Stated task:
Please copy the listing below line for line, with no changes, and leave the picture out of your copy.
• • •
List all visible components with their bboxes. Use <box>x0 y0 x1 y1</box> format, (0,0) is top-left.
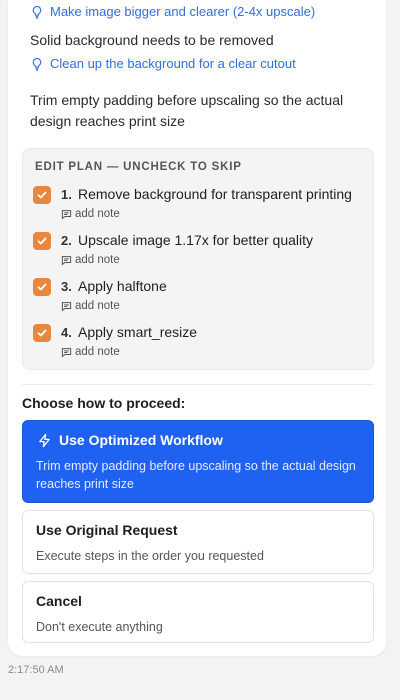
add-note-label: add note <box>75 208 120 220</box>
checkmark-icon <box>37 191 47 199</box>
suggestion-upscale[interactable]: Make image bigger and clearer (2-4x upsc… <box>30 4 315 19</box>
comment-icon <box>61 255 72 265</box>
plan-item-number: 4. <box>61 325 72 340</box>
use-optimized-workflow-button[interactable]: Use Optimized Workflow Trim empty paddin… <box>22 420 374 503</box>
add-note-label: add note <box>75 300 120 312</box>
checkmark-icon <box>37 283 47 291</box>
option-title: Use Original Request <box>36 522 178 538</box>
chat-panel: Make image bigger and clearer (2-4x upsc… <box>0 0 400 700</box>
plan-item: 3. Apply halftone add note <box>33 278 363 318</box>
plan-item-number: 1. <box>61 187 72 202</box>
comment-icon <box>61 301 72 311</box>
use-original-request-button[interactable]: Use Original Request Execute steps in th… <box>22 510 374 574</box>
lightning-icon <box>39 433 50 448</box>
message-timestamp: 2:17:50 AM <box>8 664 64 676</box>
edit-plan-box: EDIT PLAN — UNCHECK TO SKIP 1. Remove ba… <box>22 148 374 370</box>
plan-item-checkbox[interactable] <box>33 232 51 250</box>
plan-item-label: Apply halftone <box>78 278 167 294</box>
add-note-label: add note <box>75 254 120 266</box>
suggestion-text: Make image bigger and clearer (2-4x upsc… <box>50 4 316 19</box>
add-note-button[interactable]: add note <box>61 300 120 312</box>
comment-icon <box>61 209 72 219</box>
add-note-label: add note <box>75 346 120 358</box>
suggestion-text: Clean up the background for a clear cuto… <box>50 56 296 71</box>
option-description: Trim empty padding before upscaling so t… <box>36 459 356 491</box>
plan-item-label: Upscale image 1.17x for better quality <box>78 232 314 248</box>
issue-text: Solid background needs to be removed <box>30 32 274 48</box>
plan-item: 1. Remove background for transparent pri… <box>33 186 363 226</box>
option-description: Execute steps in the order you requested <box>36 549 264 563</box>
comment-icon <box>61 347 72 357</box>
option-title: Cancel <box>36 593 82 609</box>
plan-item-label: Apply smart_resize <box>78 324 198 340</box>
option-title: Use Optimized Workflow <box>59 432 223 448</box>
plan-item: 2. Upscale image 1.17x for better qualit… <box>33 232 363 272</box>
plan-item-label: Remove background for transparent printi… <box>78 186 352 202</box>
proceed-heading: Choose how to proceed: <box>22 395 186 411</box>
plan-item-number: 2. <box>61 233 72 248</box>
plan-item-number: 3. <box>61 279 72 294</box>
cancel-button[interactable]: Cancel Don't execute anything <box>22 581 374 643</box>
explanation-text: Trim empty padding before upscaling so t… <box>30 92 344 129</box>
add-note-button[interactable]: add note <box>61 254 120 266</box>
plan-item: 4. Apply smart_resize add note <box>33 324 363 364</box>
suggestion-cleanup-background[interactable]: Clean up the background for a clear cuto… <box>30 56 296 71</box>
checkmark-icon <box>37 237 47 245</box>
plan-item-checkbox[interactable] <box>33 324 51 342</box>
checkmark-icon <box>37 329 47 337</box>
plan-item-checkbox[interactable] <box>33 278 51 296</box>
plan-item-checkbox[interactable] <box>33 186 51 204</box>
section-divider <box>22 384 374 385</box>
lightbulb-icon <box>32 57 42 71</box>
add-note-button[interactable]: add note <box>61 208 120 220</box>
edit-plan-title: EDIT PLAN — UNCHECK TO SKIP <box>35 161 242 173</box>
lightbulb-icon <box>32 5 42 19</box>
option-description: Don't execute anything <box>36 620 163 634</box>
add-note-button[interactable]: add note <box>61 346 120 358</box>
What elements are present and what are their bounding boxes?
• • •
Result for this task:
List all visible components with their bboxes. Use <box>x0 y0 x1 y1</box> format, (0,0) is top-left.
add-note-label: add note <box>75 208 120 220</box>
checkmark-icon <box>37 191 47 199</box>
suggestion-upscale[interactable]: Make image bigger and clearer (2-4x upsc… <box>30 4 315 19</box>
comment-icon <box>61 255 72 265</box>
plan-item-number: 4. <box>61 325 72 340</box>
use-optimized-workflow-button[interactable]: Use Optimized Workflow Trim empty paddin… <box>22 420 374 503</box>
add-note-label: add note <box>75 300 120 312</box>
checkmark-icon <box>37 283 47 291</box>
option-title: Use Original Request <box>36 522 178 538</box>
chat-panel: Make image bigger and clearer (2-4x upsc… <box>0 0 400 700</box>
plan-item: 3. Apply halftone add note <box>33 278 363 318</box>
plan-item-number: 1. <box>61 187 72 202</box>
comment-icon <box>61 301 72 311</box>
use-original-request-button[interactable]: Use Original Request Execute steps in th… <box>22 510 374 574</box>
lightning-icon <box>39 433 50 448</box>
message-timestamp: 2:17:50 AM <box>8 664 64 676</box>
edit-plan-box: EDIT PLAN — UNCHECK TO SKIP 1. Remove ba… <box>22 148 374 370</box>
plan-item-checkbox[interactable] <box>33 232 51 250</box>
plan-item-label: Apply halftone <box>78 278 167 294</box>
add-note-label: add note <box>75 254 120 266</box>
suggestion-text: Make image bigger and clearer (2-4x upsc… <box>50 4 316 19</box>
add-note-button[interactable]: add note <box>61 300 120 312</box>
comment-icon <box>61 209 72 219</box>
add-note-label: add note <box>75 346 120 358</box>
suggestion-text: Clean up the background for a clear cuto… <box>50 56 296 71</box>
option-description: Trim empty padding before upscaling so t… <box>36 459 356 491</box>
plan-item-label: Upscale image 1.17x for better quality <box>78 232 314 248</box>
issue-text: Solid background needs to be removed <box>30 32 274 48</box>
plan-item: 1. Remove background for transparent pri… <box>33 186 363 226</box>
option-description: Execute steps in the order you requested <box>36 549 264 563</box>
comment-icon <box>61 347 72 357</box>
option-title: Cancel <box>36 593 82 609</box>
plan-item-label: Apply smart_resize <box>78 324 198 340</box>
option-title: Use Optimized Workflow <box>59 432 223 448</box>
plan-item: 2. Upscale image 1.17x for better qualit… <box>33 232 363 272</box>
plan-item-label: Remove background for transparent printi… <box>78 186 352 202</box>
proceed-heading: Choose how to proceed: <box>22 395 186 411</box>
plan-item-number: 2. <box>61 233 72 248</box>
plan-item-number: 3. <box>61 279 72 294</box>
cancel-button[interactable]: Cancel Don't execute anything <box>22 581 374 643</box>
explanation-text: Trim empty padding before upscaling so t… <box>30 92 344 129</box>
add-note-button[interactable]: add note <box>61 254 120 266</box>
plan-item: 4. Apply smart_resize add note <box>33 324 363 364</box>
suggestion-cleanup-background[interactable]: Clean up the background for a clear cuto… <box>30 56 296 71</box>
checkmark-icon <box>37 237 47 245</box>
plan-item-checkbox[interactable] <box>33 324 51 342</box>
checkmark-icon <box>37 329 47 337</box>
plan-item-checkbox[interactable] <box>33 278 51 296</box>
plan-item-checkbox[interactable] <box>33 186 51 204</box>
section-divider <box>22 384 374 385</box>
lightbulb-icon <box>32 57 42 71</box>
add-note-button[interactable]: add note <box>61 208 120 220</box>
edit-plan-title: EDIT PLAN — UNCHECK TO SKIP <box>35 161 242 173</box>
lightbulb-icon <box>32 5 42 19</box>
option-description: Don't execute anything <box>36 620 163 634</box>
add-note-button[interactable]: add note <box>61 346 120 358</box>
What elements are present and what are their bounding boxes?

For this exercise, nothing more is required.